Write out all of the entries exactly as given.

··· Data lines

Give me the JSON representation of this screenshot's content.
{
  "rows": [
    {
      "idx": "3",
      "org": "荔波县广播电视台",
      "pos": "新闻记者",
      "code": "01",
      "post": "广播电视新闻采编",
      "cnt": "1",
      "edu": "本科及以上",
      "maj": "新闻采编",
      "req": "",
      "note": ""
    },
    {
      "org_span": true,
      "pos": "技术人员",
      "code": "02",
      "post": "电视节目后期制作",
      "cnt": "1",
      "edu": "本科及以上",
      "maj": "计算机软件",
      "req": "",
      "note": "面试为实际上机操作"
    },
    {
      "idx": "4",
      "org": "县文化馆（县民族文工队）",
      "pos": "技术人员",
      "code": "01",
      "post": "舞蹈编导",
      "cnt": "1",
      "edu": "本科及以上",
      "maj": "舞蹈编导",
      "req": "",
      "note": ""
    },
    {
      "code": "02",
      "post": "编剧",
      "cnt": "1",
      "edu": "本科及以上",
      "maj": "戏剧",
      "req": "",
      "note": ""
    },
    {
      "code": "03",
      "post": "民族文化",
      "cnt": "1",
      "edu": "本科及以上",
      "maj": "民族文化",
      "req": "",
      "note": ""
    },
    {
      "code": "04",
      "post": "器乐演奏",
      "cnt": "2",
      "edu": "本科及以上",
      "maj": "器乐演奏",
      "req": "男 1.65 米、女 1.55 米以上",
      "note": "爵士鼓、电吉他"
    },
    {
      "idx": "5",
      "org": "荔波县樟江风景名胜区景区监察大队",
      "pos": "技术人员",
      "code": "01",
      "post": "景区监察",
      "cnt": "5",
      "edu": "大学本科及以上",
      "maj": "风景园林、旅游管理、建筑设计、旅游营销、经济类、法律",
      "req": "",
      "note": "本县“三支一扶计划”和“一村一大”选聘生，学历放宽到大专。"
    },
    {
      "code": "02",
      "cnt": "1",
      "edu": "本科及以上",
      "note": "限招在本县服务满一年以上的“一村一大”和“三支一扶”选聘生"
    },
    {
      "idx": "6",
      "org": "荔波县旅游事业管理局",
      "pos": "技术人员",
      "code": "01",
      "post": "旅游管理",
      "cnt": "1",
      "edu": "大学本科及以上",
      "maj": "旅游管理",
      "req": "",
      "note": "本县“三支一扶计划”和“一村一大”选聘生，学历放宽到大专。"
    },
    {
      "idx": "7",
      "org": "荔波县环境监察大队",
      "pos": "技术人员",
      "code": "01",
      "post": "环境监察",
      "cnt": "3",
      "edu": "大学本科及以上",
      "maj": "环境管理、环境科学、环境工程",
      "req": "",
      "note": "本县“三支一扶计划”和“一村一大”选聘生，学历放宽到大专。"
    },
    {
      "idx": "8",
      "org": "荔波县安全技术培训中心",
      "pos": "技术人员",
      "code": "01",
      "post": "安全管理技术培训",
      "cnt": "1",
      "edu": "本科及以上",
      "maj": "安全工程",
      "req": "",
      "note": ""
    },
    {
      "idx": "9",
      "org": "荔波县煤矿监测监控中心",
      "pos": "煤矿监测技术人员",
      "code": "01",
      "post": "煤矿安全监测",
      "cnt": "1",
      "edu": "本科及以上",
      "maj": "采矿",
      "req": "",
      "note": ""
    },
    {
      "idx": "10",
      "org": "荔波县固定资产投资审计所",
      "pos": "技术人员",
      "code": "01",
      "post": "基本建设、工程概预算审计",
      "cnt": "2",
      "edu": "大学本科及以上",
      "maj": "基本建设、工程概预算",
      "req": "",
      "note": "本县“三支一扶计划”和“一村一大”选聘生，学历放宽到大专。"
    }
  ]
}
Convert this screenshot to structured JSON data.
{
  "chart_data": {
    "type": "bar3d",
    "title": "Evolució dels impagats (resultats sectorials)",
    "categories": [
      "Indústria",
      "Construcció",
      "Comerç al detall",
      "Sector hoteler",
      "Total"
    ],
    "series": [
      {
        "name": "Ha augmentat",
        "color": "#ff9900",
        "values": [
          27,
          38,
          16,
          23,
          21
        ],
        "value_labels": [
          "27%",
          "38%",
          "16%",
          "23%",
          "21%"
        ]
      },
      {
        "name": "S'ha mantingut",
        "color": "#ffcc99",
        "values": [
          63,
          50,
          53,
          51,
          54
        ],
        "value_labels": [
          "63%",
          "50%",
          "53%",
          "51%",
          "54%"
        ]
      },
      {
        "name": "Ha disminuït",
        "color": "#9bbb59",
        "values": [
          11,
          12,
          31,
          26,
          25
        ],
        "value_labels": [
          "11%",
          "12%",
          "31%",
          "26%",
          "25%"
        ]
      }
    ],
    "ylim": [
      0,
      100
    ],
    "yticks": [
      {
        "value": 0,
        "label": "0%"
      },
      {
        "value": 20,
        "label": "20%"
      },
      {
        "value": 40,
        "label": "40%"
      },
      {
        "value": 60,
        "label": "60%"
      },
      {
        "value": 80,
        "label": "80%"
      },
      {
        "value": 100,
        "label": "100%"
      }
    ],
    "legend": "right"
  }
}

······

**Full response**
Give me the JSON representation of this screenshot's content.
{
  "rows": [
    {
      "idx": "3",
      "org": "荔波县广播电视台",
      "pos": "新闻记者",
      "code": "01",
      "post": "广播电视新闻采编",
      "cnt": "1",
      "edu": "本科及以上",
      "maj": "新闻采编",
      "req": "",
      "note": ""
    },
    {
      "org_span": true,
      "pos": "技术人员",
      "code": "02",
      "post": "电视节目后期制作",
      "cnt": "1",
      "edu": "本科及以上",
      "maj": "计算机软件",
      "req": "",
      "note": "面试为实际上机操作"
    },
    {
      "idx": "4",
      "org": "县文化馆（县民族文工队）",
      "pos": "技术人员",
      "code": "01",
      "post": "舞蹈编导",
      "cnt": "1",
      "edu": "本科及以上",
      "maj": "舞蹈编导",
      "req": "",
      "note": ""
    },
    {
      "code": "02",
      "post": "编剧",
      "cnt": "1",
      "edu": "本科及以上",
      "maj": "戏剧",
      "req": "",
      "note": ""
    },
    {
      "code": "03",
      "post": "民族文化",
      "cnt": "1",
      "edu": "本科及以上",
      "maj": "民族文化",
      "req": "",
      "note": ""
    },
    {
      "code": "04",
      "post": "器乐演奏",
      "cnt": "2",
      "edu": "本科及以上",
      "maj": "器乐演奏",
      "req": "男 1.65 米、女 1.55 米以上",
      "note": "爵士鼓、电吉他"
    },
    {
      "idx": "5",
      "org": "荔波县樟江风景名胜区景区监察大队",
      "pos": "技术人员",
      "code": "01",
      "post": "景区监察",
      "cnt": "5",
      "edu": "大学本科及以上",
      "maj": "风景园林、旅游管理、建筑设计、旅游营销、经济类、法律",
      "req": "",
      "note": "本县“三支一扶计划”和“一村一大”选聘生，学历放宽到大专。"
    },
    {
      "code": "02",
      "cnt": "1",
      "edu": "本科及以上",
      "note": "限招在本县服务满一年以上的“一村一大”和“三支一扶”选聘生"
    },
    {
      "idx": "6",
      "org": "荔波县旅游事业管理局",
      "pos": "技术人员",
      "code": "01",
      "post": "旅游管理",
      "cnt": "1",
      "edu": "大学本科及以上",
      "maj": "旅游管理",
      "req": "",
      "note": "本县“三支一扶计划”和“一村一大”选聘生，学历放宽到大专。"
    },
    {
      "idx": "7",
      "org": "荔波县环境监察大队",
      "pos": "技术人员",
      "code": "01",
      "post": "环境监察",
      "cnt": "3",
      "edu": "大学本科及以上",
      "maj": "环境管理、环境科学、环境工程",
      "req": "",
      "note": "本县“三支一扶计划”和“一村一大”选聘生，学历放宽到大专。"
    },
    {
      "idx": "8",
      "org": "荔波县安全技术培训中心",
      "pos": "技术人员",
      "code": "01",
      "post": "安全管理技术培训",
      "cnt": "1",
      "edu": "本科及以上",
      "maj": "安全工程",
      "req": "",
      "note": ""
    },
    {
      "idx": "9",
      "org": "荔波县煤矿监测监控中心",
      "pos": "煤矿监测技术人员",
      "code": "01",
      "post": "煤矿安全监测",
      "cnt": "1",
      "edu": "本科及以上",
      "maj": "采矿",
      "req": "",
      "note": ""
    },
    {
      "idx": "10",
      "org": "荔波县固定资产投资审计所",
      "pos": "技术人员",
      "code": "01",
      "post": "基本建设、工程概预算审计",
      "cnt": "2",
      "edu": "大学本科及以上",
      "maj": "基本建设、工程概预算",
      "req": "",
      "note": "本县“三支一扶计划”和“一村一大”选聘生，学历放宽到大专。"
    }
  ]
}
Convert this screenshot to structured JSON data.
{
  "chart_data": {
    "type": "bar3d",
    "title": "Evolució dels impagats (resultats sectorials)",
    "categories": [
      "Indústria",
      "Construcció",
      "Comerç al detall",
      "Sector hoteler",
      "Total"
    ],
    "series": [
      {
        "name": "Ha augmentat",
        "color": "#ff9900",
        "values": [
          27,
          38,
          16,
          23,
          21
        ],
        "value_labels": [
          "27%",
          "38%",
          "16%",
          "23%",
          "21%"
        ]
      },
      {
        "name": "S'ha mantingut",
        "color": "#ffcc99",
        "values": [
          63,
          50,
          53,
          51,
          54
        ],
        "value_labels": [
          "63%",
          "50%",
          "53%",
          "51%",
          "54%"
        ]
      },
      {
        "name": "Ha disminuït",
        "color": "#9bbb59",
        "values": [
          11,
          12,
          31,
          26,
          25
        ],
        "value_labels": [
          "11%",
          "12%",
          "31%",
          "26%",
          "25%"
        ]
      }
    ],
    "ylim": [
      0,
      100
    ],
    "yticks": [
      {
        "value": 0,
        "label": "0%"
      },
      {
        "value": 20,
        "label": "20%"
      },
      {
        "value": 40,
        "label": "40%"
      },
      {
        "value": 60,
        "label": "60%"
      },
      {
        "value": 80,
        "label": "80%"
      },
      {
        "value": 100,
        "label": "100%"
      }
    ],
    "legend": "right"
  }
}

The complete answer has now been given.